▶ [WHAT YOU NEED TO DO]: Write out each line from the data below that includes the word "Brittle".

--- ENTRIES PROVIDED ---

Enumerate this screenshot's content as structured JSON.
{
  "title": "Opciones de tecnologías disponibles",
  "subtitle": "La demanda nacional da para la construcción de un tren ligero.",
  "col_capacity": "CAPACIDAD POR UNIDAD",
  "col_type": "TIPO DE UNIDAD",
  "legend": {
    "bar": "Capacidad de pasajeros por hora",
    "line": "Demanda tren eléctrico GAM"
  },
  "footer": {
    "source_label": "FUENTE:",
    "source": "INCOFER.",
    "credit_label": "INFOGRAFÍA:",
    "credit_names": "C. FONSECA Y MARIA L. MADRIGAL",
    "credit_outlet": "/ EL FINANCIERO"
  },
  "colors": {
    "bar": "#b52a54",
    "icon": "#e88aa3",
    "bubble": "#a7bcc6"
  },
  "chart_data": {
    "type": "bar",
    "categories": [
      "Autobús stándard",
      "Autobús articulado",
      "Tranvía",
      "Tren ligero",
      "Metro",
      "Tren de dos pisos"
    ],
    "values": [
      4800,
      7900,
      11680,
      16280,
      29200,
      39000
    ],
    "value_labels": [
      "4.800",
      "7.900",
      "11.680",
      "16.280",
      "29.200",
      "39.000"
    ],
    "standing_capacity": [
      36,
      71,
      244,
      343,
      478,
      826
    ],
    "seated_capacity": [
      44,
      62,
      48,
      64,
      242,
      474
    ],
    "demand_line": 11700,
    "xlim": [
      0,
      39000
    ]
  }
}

---
--- ENTRIES PROVIDED ---

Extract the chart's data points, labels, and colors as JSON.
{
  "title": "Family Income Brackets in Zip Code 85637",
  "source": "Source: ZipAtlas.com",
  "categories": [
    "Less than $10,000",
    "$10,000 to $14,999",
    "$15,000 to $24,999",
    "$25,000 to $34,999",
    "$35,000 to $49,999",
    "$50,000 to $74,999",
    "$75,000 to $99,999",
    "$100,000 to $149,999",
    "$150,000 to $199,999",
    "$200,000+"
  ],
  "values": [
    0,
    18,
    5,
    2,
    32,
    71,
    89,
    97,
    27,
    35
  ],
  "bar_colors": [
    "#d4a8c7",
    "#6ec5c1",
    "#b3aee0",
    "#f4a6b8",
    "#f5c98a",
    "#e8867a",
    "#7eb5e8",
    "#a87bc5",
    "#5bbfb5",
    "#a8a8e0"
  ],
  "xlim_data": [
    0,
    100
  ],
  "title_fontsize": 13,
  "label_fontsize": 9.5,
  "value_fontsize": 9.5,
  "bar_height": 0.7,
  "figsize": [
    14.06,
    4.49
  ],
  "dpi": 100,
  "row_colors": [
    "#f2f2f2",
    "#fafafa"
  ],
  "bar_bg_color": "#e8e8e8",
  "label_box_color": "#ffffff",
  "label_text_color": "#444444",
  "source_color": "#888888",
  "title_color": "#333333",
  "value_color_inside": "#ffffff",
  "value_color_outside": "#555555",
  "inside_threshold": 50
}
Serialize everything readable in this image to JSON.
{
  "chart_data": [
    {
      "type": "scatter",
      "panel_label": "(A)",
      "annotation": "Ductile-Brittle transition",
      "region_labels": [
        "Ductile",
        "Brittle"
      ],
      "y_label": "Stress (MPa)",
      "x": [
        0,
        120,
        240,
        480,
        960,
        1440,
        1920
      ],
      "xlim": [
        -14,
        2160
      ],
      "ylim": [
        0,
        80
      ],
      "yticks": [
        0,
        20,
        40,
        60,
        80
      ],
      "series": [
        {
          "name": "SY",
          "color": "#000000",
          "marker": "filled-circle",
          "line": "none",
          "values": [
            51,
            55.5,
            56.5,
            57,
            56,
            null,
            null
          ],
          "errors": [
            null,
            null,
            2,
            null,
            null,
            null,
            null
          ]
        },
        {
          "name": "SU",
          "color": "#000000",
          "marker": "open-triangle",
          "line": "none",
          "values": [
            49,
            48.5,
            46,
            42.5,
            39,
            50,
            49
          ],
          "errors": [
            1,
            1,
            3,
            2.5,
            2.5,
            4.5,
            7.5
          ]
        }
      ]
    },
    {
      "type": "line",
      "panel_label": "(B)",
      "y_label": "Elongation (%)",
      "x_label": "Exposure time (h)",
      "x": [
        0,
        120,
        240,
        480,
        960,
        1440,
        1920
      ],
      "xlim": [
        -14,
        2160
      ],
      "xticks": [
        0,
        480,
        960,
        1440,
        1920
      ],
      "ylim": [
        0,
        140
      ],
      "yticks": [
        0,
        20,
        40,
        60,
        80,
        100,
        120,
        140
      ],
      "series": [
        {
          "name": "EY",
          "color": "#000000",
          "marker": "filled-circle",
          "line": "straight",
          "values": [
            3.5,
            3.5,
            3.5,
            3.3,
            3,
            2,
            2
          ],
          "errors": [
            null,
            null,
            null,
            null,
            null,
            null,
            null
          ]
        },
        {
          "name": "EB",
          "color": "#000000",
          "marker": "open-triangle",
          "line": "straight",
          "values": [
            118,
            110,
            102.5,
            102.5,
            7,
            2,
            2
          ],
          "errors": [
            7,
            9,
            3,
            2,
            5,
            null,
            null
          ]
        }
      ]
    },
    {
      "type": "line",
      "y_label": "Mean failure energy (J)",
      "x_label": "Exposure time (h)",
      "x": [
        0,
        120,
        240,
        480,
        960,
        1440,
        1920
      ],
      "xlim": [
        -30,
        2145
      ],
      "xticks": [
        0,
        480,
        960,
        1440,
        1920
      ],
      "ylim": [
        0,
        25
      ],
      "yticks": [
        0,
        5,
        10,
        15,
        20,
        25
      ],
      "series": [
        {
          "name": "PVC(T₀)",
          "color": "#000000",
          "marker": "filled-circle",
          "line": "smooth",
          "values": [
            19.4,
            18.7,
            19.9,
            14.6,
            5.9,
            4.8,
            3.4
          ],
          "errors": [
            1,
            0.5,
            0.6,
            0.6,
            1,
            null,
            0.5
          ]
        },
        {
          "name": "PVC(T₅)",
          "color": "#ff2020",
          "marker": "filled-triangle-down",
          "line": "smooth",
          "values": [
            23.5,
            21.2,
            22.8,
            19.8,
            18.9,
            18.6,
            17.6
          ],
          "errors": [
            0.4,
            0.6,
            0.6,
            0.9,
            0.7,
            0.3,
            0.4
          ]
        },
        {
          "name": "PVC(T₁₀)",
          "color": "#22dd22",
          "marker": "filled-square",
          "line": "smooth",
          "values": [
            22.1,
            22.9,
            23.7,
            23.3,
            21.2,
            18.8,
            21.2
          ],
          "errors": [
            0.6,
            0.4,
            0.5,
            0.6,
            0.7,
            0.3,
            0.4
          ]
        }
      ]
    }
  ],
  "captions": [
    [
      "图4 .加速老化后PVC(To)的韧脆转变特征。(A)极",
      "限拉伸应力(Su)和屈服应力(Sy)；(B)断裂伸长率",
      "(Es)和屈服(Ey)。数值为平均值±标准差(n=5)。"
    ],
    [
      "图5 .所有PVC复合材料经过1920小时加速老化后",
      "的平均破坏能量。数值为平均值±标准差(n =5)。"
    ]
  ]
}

---

▶ [THE RESPONSE]:
      "annotation": "Ductile-Brittle transition",
        "Brittle"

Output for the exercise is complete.